- _What this task involves_
Reproduce all lines of the listing below in which the word "icon" occurs.

- _Records for this task_
*****
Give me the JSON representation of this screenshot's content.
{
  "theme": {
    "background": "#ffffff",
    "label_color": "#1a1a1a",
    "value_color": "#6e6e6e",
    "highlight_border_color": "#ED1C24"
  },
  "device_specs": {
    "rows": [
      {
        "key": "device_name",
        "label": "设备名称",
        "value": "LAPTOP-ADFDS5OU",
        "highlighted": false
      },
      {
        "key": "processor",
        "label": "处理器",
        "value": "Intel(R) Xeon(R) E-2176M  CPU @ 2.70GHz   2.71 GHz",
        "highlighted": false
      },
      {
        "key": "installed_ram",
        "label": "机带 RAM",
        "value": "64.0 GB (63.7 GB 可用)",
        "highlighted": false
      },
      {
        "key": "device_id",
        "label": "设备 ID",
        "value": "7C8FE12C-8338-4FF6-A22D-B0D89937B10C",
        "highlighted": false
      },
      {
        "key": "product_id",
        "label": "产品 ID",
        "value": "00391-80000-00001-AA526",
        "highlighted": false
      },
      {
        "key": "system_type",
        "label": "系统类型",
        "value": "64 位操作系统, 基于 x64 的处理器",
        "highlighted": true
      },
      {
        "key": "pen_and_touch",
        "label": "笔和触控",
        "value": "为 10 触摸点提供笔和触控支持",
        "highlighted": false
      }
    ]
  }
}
*****
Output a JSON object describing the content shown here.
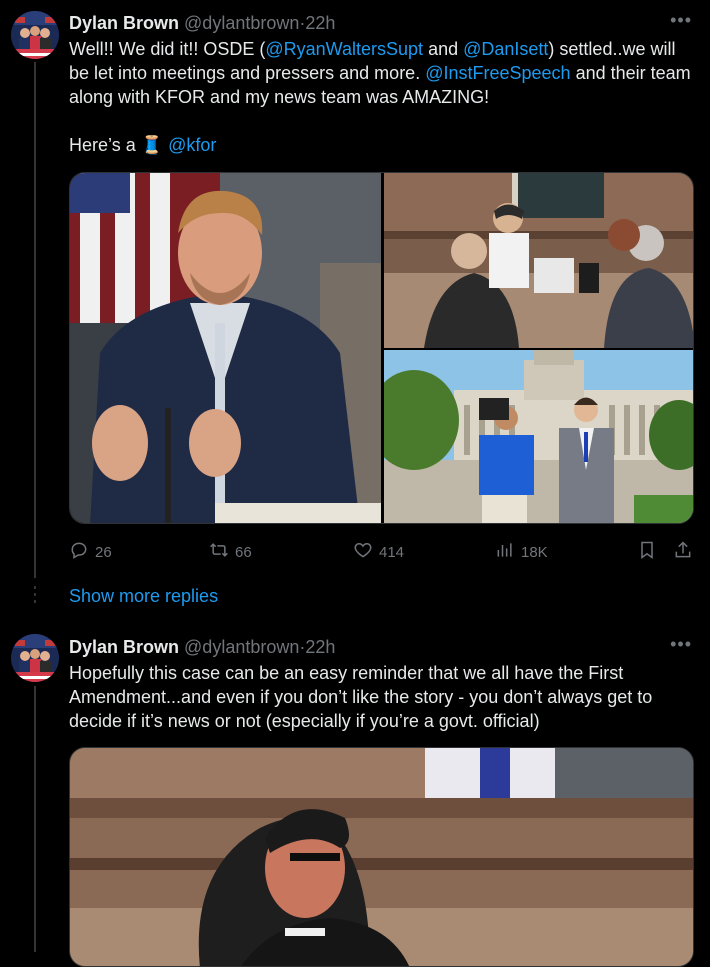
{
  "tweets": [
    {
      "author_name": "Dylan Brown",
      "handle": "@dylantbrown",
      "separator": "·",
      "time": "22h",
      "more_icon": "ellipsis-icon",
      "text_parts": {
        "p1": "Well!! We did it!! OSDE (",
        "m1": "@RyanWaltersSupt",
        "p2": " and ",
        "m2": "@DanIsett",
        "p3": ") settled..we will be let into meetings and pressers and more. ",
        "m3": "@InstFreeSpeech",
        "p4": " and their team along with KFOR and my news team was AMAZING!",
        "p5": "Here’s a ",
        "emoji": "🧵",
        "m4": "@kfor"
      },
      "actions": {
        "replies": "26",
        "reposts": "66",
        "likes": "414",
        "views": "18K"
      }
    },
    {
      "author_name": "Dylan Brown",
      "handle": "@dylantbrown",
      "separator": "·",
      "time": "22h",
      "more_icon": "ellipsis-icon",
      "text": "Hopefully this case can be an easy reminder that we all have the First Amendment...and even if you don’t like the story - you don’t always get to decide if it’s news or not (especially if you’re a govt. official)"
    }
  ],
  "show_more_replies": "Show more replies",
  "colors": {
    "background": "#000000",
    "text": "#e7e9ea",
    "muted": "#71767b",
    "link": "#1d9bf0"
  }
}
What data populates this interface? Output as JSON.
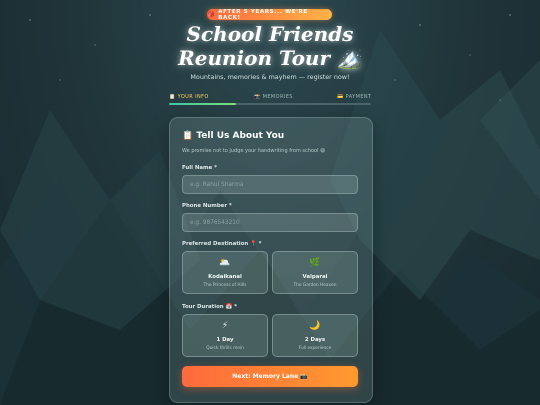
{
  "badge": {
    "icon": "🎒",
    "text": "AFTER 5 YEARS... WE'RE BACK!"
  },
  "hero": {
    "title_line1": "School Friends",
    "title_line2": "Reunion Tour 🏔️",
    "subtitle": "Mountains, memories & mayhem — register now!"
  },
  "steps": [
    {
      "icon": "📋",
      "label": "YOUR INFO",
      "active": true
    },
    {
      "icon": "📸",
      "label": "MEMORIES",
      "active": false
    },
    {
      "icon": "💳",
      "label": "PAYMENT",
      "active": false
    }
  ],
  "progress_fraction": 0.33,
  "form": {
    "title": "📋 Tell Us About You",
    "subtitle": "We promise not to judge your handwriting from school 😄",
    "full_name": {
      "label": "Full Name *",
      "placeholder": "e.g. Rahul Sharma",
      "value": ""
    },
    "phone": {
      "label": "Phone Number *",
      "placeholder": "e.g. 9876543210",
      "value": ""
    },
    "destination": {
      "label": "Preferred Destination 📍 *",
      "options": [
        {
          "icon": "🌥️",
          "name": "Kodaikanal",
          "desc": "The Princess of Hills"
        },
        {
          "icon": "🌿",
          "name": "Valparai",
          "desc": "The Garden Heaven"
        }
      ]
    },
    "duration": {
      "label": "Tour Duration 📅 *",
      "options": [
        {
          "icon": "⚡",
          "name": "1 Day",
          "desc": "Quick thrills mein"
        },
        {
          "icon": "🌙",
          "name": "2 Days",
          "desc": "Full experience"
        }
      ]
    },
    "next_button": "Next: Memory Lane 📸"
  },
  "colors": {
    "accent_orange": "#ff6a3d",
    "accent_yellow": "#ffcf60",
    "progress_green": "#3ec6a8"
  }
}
*****
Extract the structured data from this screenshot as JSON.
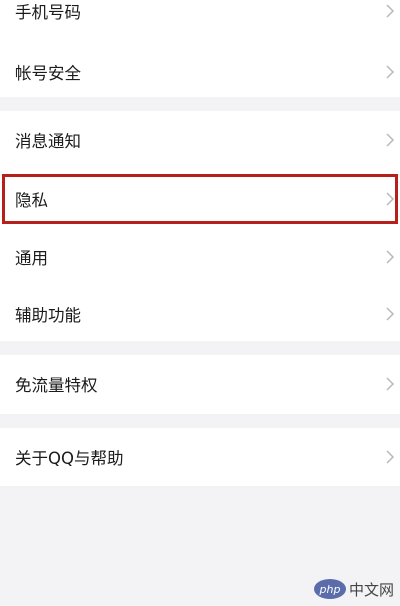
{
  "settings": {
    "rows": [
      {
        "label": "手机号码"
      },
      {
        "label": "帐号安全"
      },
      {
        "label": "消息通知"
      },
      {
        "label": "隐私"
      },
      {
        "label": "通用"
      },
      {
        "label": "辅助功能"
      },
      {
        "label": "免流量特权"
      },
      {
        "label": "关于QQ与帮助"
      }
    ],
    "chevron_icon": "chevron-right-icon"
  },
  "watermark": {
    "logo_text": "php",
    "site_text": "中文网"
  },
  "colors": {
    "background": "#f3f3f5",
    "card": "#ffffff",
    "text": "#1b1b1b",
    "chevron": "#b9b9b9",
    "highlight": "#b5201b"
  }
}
*****
- _Written solution_
      "more_icon": "ellipsis-icon",
      "more_icon": "ellipsis-icon",
    "icon": "🎒",
      "icon": "📋",
      "icon": "📸",
      "icon": "💳",
          "icon": "🌥️",
          "icon": "🌿",
          "icon": "⚡",
          "icon": "🌙",
    "chevron_icon": "chevron-right-icon"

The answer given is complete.